Entries with figure data:
---

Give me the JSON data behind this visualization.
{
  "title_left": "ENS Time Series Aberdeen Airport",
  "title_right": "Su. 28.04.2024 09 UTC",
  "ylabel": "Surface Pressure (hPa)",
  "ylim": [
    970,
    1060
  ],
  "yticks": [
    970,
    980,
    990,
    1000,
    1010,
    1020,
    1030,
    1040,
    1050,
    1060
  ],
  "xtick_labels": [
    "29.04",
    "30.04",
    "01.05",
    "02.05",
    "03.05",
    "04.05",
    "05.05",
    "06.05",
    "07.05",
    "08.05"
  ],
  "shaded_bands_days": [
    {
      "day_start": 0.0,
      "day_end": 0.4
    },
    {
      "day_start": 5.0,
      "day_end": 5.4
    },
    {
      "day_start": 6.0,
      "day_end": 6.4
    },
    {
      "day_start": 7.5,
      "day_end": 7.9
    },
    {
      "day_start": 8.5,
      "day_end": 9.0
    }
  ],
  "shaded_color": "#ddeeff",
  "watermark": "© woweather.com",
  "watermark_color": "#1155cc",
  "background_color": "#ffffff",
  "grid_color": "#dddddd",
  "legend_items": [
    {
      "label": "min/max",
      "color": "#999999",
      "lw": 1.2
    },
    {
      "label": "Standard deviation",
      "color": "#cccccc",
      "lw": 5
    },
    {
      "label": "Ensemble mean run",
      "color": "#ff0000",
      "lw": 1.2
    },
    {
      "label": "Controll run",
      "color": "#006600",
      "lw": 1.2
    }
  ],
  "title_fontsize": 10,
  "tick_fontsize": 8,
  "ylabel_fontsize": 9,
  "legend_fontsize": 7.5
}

---

AIM:
Write out the records above again, keeping each one identical to the original.

EXERCISE ANSWER:
Give me the JSON data behind this visualization.
{
  "title_left": "ENS Time Series Aberdeen Airport",
  "title_right": "Su. 28.04.2024 09 UTC",
  "ylabel": "Surface Pressure (hPa)",
  "ylim": [
    970,
    1060
  ],
  "yticks": [
    970,
    980,
    990,
    1000,
    1010,
    1020,
    1030,
    1040,
    1050,
    1060
  ],
  "xtick_labels": [
    "29.04",
    "30.04",
    "01.05",
    "02.05",
    "03.05",
    "04.05",
    "05.05",
    "06.05",
    "07.05",
    "08.05"
  ],
  "shaded_bands_days": [
    {
      "day_start": 0.0,
      "day_end": 0.4
    },
    {
      "day_start": 5.0,
      "day_end": 5.4
    },
    {
      "day_start": 6.0,
      "day_end": 6.4
    },
    {
      "day_start": 7.5,
      "day_end": 7.9
    },
    {
      "day_start": 8.5,
      "day_end": 9.0
    }
  ],
  "shaded_color": "#ddeeff",
  "watermark": "© woweather.com",
  "watermark_color": "#1155cc",
  "background_color": "#ffffff",
  "grid_color": "#dddddd",
  "legend_items": [
    {
      "label": "min/max",
      "color": "#999999",
      "lw": 1.2
    },
    {
      "label": "Standard deviation",
      "color": "#cccccc",
      "lw": 5
    },
    {
      "label": "Ensemble mean run",
      "color": "#ff0000",
      "lw": 1.2
    },
    {
      "label": "Controll run",
      "color": "#006600",
      "lw": 1.2
    }
  ],
  "title_fontsize": 10,
  "tick_fontsize": 8,
  "ylabel_fontsize": 9,
  "legend_fontsize": 7.5
}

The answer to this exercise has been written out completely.